_Required task_
Where the data below has the string "excellent", return the whole line.

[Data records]
## start

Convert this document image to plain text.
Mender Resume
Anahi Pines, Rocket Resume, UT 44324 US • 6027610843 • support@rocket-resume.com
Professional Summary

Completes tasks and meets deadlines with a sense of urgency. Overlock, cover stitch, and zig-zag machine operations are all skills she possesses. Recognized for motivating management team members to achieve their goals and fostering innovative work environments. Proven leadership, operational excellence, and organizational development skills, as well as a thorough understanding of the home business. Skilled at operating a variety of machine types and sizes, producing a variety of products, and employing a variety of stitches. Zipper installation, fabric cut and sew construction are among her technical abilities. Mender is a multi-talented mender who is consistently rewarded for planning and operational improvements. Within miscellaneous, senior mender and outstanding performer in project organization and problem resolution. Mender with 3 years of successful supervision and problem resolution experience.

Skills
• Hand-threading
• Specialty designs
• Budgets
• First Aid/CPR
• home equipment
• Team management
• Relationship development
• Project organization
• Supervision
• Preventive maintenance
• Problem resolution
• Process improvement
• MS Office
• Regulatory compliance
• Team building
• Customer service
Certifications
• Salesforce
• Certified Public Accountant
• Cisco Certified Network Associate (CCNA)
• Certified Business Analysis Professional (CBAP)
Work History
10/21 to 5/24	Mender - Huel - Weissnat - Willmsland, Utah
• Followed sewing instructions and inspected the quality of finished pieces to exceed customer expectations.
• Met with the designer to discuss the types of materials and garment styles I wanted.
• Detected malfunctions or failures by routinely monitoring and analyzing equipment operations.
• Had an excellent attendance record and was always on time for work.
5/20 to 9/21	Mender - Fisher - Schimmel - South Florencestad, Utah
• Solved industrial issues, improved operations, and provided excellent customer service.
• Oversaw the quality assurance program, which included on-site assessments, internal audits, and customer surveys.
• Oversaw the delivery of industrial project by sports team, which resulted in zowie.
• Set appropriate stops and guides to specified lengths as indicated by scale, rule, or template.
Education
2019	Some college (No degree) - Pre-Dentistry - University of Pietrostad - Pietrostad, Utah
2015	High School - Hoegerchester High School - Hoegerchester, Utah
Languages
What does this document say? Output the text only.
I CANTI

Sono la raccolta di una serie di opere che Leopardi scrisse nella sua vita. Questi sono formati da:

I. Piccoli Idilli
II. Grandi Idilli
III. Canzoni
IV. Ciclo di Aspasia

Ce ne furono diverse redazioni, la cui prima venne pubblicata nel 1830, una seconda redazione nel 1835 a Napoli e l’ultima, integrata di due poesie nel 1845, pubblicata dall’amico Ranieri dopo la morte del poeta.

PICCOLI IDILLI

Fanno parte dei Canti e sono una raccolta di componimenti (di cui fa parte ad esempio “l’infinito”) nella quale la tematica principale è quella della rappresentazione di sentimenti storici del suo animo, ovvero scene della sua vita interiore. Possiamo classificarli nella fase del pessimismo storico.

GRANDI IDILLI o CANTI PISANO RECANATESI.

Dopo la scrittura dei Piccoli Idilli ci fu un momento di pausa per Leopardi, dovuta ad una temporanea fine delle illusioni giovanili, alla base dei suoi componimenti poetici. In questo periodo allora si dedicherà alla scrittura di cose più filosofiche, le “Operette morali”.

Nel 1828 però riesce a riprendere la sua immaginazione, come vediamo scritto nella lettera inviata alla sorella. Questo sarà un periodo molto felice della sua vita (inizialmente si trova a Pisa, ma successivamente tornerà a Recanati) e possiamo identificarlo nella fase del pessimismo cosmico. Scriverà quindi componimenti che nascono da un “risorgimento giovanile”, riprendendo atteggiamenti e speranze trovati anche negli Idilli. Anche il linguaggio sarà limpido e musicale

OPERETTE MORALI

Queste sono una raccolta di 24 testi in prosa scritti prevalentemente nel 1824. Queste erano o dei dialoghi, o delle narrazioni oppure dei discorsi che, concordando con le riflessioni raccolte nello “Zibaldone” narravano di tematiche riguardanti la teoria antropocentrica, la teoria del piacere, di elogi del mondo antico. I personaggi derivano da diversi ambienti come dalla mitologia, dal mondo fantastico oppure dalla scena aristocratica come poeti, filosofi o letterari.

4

## end

_Reply_
• Had an excellent attendance record and was always on time for work.
• Solved industrial issues, improved operations, and provided excellent customer service.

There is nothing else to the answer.